__What is being asked__
From the line containing "Convert this screenshot" down to the last line of the records below, copy every line exactly. Leave out everything before it.

Extracted data entries:
----------

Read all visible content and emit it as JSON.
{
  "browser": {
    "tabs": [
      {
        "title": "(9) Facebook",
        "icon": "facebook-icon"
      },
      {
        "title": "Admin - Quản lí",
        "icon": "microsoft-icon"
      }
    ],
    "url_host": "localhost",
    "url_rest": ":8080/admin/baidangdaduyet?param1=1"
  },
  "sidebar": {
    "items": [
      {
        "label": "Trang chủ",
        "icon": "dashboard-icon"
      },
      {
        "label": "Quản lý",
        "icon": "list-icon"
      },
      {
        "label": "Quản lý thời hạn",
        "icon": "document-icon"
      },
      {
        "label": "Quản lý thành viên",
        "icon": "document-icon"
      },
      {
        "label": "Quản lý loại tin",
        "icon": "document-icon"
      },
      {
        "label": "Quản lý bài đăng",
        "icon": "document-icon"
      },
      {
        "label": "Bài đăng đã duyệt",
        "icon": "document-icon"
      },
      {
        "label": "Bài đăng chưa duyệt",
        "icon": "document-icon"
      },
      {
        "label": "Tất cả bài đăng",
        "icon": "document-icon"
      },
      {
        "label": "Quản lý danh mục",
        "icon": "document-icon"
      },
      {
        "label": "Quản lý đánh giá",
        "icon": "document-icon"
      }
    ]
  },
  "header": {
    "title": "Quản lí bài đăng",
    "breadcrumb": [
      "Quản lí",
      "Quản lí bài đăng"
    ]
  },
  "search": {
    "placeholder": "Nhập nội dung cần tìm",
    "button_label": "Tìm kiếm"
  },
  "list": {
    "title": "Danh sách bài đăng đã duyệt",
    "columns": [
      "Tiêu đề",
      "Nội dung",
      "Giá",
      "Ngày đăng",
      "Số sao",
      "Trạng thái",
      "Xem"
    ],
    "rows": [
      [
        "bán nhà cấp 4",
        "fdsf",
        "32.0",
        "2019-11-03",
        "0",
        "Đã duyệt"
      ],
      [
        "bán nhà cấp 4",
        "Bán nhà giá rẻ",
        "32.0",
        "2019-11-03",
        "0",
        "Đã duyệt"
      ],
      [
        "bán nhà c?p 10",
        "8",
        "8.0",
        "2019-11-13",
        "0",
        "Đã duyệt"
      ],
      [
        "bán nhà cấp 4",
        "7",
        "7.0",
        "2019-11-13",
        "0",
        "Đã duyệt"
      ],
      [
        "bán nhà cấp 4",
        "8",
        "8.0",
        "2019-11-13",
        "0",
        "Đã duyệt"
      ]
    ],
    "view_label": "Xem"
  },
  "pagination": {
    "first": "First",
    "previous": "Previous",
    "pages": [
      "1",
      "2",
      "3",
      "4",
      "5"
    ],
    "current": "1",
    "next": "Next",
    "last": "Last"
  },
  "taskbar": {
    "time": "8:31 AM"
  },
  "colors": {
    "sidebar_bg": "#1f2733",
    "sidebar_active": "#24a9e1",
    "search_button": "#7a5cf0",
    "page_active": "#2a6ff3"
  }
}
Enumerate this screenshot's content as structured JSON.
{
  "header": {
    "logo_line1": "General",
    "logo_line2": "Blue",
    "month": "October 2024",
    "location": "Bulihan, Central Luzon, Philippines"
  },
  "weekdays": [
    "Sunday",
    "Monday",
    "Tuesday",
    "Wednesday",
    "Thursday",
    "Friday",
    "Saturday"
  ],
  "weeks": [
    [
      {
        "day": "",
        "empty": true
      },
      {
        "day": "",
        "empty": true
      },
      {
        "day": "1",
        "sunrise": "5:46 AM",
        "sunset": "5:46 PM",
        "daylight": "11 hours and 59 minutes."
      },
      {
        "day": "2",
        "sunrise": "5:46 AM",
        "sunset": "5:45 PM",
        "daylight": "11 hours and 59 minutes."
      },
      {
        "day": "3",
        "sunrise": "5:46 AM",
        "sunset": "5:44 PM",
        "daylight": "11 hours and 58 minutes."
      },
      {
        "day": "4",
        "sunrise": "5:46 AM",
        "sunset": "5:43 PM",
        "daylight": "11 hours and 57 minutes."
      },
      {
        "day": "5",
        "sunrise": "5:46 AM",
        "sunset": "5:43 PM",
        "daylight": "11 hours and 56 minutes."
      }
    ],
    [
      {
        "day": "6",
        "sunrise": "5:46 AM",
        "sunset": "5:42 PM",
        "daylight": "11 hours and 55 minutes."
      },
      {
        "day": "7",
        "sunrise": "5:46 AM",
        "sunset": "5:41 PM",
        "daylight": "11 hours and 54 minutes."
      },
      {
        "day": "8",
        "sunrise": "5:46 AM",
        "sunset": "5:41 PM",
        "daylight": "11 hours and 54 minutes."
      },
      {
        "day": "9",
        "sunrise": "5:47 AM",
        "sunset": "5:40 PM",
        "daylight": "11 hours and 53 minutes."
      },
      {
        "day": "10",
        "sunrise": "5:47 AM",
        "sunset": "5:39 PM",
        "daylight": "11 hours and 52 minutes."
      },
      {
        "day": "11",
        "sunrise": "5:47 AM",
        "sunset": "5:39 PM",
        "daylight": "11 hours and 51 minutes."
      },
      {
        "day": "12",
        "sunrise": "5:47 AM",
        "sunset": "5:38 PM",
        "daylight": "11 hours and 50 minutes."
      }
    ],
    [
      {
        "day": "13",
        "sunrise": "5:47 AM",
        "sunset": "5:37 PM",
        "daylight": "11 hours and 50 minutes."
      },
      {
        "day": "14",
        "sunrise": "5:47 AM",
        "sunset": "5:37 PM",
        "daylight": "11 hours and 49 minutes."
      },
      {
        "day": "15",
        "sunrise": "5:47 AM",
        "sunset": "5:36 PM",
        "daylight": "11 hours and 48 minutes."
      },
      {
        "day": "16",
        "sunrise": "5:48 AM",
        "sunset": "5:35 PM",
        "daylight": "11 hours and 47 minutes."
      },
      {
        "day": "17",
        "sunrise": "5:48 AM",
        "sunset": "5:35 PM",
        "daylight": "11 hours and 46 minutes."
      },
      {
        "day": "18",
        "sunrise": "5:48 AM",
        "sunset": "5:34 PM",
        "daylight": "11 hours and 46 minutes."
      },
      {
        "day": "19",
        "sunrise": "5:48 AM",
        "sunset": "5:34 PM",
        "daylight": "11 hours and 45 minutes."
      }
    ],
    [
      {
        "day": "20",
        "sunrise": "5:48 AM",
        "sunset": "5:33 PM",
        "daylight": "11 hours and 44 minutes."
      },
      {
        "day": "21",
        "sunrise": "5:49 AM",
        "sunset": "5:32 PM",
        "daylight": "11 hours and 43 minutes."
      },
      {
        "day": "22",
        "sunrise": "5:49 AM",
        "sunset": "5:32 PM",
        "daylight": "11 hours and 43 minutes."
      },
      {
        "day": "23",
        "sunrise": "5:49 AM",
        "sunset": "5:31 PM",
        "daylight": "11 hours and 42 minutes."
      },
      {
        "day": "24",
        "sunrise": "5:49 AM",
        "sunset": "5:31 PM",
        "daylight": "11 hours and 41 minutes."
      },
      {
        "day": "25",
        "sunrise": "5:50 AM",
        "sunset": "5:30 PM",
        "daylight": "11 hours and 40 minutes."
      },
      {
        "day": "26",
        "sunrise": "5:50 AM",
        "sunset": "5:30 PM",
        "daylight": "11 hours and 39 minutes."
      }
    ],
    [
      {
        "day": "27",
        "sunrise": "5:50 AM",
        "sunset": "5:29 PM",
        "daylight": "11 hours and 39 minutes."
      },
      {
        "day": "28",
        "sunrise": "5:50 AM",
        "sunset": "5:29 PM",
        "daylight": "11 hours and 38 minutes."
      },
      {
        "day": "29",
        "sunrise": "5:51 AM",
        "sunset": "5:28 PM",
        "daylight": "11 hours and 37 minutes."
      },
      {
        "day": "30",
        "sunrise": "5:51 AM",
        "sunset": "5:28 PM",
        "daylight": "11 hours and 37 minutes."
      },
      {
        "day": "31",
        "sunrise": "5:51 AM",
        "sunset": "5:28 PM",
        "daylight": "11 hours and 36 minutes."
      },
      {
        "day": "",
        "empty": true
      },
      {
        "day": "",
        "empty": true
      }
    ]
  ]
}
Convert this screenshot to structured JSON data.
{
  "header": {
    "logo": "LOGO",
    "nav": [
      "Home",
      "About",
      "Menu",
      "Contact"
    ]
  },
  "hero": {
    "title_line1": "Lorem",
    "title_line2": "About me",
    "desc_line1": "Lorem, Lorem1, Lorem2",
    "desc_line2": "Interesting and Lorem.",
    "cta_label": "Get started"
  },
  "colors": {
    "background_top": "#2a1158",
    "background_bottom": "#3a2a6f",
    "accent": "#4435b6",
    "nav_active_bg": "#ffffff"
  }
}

----------

__Task result__
Convert this screenshot to structured JSON data.
{
  "header": {
    "logo": "LOGO",
    "nav": [
      "Home",
      "About",
      "Menu",
      "Contact"
    ]
  },
  "hero": {
    "title_line1": "Lorem",
    "title_line2": "About me",
    "desc_line1": "Lorem, Lorem1, Lorem2",
    "desc_line2": "Interesting and Lorem.",
    "cta_label": "Get started"
  },
  "colors": {
    "background_top": "#2a1158",
    "background_bottom": "#3a2a6f",
    "accent": "#4435b6",
    "nav_active_bg": "#ffffff"
  }
}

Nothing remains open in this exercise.